Collected data entries

__________

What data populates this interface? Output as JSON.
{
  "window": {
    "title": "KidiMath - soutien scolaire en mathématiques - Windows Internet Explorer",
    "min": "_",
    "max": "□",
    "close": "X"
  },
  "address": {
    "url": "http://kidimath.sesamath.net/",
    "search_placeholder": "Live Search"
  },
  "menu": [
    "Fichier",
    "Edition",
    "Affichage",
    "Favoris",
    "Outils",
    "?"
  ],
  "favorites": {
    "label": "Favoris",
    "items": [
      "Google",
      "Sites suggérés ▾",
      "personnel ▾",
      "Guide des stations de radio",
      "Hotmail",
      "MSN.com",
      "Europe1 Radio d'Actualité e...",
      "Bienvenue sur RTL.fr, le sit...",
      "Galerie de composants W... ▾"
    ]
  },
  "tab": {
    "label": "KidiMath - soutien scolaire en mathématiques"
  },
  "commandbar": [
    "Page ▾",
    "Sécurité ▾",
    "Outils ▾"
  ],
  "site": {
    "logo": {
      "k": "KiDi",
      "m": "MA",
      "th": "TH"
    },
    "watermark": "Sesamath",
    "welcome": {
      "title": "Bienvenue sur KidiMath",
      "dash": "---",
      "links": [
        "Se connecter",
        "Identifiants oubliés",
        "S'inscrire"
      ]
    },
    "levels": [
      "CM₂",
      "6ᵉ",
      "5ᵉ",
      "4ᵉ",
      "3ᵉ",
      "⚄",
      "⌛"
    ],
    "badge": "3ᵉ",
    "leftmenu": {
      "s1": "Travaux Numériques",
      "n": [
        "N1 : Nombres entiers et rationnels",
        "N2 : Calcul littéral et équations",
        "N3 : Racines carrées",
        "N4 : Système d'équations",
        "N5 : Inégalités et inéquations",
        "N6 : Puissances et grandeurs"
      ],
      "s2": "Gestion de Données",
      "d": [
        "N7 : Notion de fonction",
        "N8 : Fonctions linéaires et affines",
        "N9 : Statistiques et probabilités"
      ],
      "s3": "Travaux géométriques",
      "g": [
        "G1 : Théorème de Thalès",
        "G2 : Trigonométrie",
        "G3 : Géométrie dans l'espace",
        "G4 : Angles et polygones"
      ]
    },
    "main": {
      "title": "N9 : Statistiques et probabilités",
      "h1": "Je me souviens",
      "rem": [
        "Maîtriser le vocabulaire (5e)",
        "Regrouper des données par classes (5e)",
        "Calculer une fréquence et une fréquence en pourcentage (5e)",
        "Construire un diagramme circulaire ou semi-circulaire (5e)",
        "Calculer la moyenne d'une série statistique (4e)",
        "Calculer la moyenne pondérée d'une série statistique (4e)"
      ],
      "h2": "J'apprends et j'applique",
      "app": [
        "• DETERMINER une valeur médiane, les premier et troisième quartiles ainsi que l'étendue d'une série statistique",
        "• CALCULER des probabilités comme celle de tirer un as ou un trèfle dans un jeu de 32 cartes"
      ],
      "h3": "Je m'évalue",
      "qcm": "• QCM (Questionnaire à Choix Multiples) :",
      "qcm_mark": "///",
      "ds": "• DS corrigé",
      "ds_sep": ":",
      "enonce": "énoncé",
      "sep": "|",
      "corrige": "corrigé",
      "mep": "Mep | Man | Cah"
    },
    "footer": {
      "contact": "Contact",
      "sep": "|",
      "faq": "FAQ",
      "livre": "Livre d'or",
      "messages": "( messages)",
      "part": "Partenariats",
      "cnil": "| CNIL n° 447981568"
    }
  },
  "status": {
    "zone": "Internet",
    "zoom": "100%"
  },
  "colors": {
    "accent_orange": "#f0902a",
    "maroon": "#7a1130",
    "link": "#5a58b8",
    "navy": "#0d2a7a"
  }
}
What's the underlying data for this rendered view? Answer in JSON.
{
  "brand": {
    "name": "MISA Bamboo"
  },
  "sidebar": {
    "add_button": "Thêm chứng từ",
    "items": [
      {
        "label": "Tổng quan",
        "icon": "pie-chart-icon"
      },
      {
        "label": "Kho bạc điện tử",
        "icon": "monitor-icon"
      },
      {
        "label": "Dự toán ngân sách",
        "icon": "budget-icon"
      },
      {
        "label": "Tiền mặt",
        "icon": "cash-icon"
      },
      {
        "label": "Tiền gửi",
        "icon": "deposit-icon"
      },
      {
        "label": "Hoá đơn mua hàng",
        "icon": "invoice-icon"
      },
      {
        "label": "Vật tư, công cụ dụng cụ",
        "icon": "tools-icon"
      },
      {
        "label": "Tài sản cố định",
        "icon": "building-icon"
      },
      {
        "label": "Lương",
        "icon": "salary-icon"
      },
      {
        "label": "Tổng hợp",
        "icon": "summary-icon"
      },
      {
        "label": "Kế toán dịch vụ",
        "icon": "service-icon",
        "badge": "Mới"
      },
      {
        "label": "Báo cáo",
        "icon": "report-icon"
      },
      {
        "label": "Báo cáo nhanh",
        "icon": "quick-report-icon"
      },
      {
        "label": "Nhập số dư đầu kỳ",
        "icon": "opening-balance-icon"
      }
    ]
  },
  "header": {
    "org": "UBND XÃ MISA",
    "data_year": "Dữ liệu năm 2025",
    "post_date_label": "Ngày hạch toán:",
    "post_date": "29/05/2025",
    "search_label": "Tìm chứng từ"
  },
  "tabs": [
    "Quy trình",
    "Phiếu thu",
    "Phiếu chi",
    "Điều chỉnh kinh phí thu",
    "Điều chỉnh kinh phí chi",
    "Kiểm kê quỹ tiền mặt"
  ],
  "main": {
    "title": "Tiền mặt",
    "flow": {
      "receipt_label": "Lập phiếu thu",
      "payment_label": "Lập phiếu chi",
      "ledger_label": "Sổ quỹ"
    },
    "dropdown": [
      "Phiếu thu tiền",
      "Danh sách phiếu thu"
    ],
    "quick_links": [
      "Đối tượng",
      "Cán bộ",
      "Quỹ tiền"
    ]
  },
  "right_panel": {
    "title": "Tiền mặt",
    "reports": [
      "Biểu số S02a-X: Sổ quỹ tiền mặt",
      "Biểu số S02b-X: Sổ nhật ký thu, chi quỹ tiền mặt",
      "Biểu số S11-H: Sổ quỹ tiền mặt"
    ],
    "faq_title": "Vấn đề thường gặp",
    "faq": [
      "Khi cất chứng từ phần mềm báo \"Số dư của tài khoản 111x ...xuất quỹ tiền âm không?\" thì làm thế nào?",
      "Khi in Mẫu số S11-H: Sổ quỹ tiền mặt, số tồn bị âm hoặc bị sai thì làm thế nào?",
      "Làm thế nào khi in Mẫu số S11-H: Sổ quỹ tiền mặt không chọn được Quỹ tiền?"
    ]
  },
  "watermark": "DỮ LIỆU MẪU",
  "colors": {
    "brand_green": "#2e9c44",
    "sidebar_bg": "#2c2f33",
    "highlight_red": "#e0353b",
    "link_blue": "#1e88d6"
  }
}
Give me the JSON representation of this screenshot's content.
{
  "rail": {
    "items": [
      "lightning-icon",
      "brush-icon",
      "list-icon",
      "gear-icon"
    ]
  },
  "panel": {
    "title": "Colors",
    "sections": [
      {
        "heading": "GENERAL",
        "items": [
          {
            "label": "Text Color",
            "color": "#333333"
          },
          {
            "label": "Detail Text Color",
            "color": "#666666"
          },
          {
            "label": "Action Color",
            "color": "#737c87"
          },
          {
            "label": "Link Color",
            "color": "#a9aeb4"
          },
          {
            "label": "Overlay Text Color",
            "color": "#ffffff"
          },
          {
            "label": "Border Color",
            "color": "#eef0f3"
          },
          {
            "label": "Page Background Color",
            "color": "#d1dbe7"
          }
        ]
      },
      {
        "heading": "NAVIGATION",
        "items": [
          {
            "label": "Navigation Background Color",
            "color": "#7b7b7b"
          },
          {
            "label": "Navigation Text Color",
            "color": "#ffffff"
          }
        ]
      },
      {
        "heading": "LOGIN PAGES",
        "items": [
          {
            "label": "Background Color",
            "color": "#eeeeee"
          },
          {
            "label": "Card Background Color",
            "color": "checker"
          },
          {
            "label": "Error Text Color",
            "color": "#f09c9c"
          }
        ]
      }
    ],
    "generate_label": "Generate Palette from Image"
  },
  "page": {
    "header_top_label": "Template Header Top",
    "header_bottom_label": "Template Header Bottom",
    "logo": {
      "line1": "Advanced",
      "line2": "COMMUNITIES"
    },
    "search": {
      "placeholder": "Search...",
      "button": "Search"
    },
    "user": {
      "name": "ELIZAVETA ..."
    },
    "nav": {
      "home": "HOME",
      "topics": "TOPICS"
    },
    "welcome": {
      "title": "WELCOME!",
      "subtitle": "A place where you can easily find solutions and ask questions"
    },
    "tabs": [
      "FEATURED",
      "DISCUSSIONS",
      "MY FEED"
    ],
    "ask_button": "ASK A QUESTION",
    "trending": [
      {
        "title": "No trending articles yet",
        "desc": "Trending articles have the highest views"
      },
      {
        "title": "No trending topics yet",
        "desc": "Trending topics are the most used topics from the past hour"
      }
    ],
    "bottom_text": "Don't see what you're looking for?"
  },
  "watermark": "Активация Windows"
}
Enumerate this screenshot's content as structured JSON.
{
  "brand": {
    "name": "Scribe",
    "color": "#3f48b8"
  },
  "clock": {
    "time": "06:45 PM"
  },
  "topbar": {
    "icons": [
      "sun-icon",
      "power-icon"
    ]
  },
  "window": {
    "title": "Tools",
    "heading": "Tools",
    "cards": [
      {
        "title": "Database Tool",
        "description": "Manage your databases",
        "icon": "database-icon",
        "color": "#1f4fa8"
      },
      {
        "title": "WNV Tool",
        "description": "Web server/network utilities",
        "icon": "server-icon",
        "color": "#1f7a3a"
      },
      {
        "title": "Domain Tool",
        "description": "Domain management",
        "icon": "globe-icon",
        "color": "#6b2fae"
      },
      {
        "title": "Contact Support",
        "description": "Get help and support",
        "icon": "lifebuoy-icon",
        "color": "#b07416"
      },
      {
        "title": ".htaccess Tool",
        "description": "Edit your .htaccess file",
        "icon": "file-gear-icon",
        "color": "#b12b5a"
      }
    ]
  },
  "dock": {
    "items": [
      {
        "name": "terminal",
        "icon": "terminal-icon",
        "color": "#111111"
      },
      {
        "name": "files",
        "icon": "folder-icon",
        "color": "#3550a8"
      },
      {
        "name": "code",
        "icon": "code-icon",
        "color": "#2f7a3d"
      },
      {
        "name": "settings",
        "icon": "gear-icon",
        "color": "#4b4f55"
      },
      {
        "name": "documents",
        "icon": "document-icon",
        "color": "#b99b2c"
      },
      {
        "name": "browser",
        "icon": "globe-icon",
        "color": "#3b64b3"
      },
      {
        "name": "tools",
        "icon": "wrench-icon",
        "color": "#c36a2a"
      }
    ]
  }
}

__________

* Stated problem
Check all the records above and select each line where the string "Windows" is found.

* Reply
    "title": "KidiMath - soutien scolaire en mathématiques - Windows Internet Explorer",
  "watermark": "Активация Windows"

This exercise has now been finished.